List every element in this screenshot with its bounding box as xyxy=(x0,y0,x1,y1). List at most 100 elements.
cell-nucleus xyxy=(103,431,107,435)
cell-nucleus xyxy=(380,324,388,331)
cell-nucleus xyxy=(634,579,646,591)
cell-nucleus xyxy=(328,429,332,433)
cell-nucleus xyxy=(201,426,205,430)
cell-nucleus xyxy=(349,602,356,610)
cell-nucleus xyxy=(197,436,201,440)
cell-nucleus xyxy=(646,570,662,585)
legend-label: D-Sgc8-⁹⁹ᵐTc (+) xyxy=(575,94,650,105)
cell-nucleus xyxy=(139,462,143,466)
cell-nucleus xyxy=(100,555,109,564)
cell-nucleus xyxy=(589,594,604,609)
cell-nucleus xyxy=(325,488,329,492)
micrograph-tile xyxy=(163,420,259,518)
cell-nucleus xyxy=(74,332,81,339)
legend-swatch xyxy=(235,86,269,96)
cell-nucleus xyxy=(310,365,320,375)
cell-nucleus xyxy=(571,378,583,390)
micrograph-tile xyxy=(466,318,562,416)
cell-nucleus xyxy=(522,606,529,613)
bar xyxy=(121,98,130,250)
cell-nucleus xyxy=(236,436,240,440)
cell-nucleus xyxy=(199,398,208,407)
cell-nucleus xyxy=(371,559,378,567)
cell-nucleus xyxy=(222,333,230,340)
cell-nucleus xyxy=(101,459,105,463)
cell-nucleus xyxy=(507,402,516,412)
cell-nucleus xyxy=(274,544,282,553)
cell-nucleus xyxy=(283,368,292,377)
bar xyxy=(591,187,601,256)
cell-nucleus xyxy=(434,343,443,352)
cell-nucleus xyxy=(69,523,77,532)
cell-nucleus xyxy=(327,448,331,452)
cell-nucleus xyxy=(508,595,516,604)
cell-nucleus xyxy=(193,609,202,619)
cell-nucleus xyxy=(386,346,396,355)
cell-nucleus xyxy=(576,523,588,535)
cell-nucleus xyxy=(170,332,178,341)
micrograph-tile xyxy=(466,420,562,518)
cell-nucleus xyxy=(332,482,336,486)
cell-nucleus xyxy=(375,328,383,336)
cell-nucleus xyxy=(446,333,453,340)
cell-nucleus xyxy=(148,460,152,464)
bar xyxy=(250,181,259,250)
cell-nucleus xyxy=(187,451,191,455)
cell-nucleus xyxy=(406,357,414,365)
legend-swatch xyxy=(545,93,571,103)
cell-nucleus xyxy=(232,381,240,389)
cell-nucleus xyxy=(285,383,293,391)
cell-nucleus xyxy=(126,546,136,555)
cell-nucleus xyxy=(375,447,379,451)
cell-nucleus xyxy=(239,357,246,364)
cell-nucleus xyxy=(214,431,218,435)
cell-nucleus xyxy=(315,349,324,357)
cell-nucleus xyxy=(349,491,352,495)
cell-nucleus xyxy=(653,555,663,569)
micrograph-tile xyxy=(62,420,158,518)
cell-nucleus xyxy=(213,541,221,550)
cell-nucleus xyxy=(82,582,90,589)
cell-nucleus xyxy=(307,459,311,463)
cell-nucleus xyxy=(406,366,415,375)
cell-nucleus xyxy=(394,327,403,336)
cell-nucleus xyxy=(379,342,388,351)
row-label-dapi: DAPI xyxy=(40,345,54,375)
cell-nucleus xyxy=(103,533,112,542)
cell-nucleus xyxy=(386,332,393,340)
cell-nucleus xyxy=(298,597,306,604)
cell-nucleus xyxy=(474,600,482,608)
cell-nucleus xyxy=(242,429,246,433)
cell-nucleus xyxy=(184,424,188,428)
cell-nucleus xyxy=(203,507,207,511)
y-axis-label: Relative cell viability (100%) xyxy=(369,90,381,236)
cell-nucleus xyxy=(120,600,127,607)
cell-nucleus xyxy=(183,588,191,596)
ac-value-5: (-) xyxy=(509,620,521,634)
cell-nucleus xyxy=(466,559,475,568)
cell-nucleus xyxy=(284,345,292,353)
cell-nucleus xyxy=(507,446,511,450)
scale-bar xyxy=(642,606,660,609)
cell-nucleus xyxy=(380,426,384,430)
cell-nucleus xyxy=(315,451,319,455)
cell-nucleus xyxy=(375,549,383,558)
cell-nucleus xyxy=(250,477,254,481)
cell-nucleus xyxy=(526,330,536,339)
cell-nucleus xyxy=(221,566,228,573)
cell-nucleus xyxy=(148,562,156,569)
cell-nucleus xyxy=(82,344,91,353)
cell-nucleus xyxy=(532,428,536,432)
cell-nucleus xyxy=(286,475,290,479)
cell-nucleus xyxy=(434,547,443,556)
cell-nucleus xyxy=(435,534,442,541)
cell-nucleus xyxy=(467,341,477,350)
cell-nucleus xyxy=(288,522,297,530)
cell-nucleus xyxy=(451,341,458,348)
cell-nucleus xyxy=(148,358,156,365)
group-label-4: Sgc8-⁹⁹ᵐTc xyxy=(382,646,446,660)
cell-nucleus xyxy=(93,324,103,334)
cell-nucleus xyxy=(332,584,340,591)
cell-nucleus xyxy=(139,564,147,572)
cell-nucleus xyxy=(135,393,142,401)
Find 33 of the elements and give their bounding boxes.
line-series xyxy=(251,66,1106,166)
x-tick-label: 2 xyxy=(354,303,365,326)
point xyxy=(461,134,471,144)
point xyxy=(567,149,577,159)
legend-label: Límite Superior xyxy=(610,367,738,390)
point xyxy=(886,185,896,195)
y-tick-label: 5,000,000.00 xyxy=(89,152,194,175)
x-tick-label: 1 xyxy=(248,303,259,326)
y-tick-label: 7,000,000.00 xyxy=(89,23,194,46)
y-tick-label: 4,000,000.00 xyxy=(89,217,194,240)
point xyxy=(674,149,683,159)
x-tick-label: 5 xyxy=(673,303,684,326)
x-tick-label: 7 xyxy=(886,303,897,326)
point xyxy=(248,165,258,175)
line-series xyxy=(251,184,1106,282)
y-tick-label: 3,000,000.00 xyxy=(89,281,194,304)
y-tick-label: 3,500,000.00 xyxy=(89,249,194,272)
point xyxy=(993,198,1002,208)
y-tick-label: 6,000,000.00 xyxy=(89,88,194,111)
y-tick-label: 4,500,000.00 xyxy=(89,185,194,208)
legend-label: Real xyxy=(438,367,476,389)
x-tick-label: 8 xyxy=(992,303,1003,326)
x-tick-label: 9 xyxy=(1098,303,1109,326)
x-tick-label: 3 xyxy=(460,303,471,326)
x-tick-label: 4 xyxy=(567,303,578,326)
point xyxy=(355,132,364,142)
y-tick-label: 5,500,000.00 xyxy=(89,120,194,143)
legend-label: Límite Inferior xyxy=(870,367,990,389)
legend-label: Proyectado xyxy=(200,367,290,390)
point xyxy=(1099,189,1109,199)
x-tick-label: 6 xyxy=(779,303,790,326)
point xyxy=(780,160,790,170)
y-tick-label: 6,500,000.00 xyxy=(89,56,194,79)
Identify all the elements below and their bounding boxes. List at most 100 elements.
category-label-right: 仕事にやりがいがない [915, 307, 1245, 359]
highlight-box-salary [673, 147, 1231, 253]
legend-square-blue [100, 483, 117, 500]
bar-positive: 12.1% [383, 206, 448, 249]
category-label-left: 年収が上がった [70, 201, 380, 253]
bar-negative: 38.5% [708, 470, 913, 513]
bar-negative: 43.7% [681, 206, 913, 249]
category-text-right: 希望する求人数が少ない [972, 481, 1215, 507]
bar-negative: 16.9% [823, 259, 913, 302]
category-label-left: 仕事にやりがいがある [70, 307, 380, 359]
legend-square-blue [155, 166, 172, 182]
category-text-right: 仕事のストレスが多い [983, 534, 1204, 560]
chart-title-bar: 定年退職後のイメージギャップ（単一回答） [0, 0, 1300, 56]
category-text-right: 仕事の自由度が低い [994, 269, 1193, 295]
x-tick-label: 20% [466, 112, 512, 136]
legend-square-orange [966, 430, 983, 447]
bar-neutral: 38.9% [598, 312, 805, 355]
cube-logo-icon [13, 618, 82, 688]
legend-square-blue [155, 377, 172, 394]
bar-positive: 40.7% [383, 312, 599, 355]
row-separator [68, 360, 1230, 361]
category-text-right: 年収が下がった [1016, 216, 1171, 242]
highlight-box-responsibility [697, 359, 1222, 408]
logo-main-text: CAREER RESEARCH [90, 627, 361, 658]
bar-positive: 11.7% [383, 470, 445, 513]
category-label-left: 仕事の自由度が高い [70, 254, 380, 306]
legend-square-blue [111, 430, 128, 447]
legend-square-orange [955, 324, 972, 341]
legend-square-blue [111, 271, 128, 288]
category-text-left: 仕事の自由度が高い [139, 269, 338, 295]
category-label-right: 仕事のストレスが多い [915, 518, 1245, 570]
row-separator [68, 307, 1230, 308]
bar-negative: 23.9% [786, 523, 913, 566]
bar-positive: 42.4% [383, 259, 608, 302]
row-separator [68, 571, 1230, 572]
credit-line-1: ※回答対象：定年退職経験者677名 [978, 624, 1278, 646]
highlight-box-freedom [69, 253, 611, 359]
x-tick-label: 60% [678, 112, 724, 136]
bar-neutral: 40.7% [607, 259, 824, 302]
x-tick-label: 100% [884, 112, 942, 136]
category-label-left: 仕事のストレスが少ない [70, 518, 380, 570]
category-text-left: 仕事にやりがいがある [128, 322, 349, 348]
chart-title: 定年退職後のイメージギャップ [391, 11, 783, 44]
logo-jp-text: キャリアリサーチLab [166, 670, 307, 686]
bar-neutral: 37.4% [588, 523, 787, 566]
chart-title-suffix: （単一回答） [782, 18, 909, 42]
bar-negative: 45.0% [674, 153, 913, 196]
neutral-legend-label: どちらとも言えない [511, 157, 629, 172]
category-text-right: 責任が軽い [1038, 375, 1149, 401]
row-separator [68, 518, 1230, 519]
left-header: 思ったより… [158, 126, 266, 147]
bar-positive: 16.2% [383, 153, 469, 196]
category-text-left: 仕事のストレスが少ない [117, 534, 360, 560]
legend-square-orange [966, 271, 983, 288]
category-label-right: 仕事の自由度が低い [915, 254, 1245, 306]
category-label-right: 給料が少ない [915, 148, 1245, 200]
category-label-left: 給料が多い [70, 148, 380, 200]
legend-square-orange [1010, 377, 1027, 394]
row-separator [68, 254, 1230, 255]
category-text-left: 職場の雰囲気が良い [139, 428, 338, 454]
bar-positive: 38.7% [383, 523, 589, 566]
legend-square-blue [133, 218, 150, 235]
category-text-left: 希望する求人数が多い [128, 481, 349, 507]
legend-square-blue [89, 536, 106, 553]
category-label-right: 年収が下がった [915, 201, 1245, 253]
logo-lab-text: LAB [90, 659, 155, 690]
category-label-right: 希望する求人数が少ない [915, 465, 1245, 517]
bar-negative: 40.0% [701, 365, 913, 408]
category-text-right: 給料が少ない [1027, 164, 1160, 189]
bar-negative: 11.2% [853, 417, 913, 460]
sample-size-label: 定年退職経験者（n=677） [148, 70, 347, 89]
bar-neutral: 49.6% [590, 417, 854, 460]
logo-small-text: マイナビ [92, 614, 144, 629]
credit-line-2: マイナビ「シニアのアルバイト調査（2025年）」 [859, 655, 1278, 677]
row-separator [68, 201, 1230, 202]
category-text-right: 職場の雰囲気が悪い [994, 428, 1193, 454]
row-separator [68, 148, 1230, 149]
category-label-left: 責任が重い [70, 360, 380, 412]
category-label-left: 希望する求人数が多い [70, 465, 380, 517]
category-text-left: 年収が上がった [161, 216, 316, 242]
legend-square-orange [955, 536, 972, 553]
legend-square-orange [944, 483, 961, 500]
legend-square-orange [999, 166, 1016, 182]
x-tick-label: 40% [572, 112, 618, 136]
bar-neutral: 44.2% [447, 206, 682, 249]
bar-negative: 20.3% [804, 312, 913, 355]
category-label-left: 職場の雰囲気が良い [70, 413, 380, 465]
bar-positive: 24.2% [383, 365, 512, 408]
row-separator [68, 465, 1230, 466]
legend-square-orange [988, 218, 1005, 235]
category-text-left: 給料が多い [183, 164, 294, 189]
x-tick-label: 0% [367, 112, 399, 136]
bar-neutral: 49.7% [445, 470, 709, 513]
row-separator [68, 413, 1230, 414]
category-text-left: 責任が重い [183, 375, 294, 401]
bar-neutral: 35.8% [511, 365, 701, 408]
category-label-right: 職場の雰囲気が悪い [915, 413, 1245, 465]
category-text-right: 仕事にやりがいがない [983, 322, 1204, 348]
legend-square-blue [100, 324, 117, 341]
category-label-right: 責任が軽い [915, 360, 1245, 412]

□ □ □ □ □

*To do*: Reproduce the items word for word, starting at the first line and ending after the line that contains "micrograph-tile xyxy=(466,318,562,416)".

*Exercise result*:
List every element in this screenshot with its bounding box as xyxy=(x0,y0,x1,y1). List at most 100 elements.
cell-nucleus xyxy=(103,431,107,435)
cell-nucleus xyxy=(380,324,388,331)
cell-nucleus xyxy=(634,579,646,591)
cell-nucleus xyxy=(328,429,332,433)
cell-nucleus xyxy=(201,426,205,430)
cell-nucleus xyxy=(349,602,356,610)
cell-nucleus xyxy=(197,436,201,440)
cell-nucleus xyxy=(646,570,662,585)
legend-label: D-Sgc8-⁹⁹ᵐTc (+) xyxy=(575,94,650,105)
cell-nucleus xyxy=(139,462,143,466)
cell-nucleus xyxy=(100,555,109,564)
cell-nucleus xyxy=(589,594,604,609)
cell-nucleus xyxy=(325,488,329,492)
micrograph-tile xyxy=(163,420,259,518)
cell-nucleus xyxy=(74,332,81,339)
legend-swatch xyxy=(235,86,269,96)
cell-nucleus xyxy=(310,365,320,375)
cell-nucleus xyxy=(571,378,583,390)
micrograph-tile xyxy=(466,318,562,416)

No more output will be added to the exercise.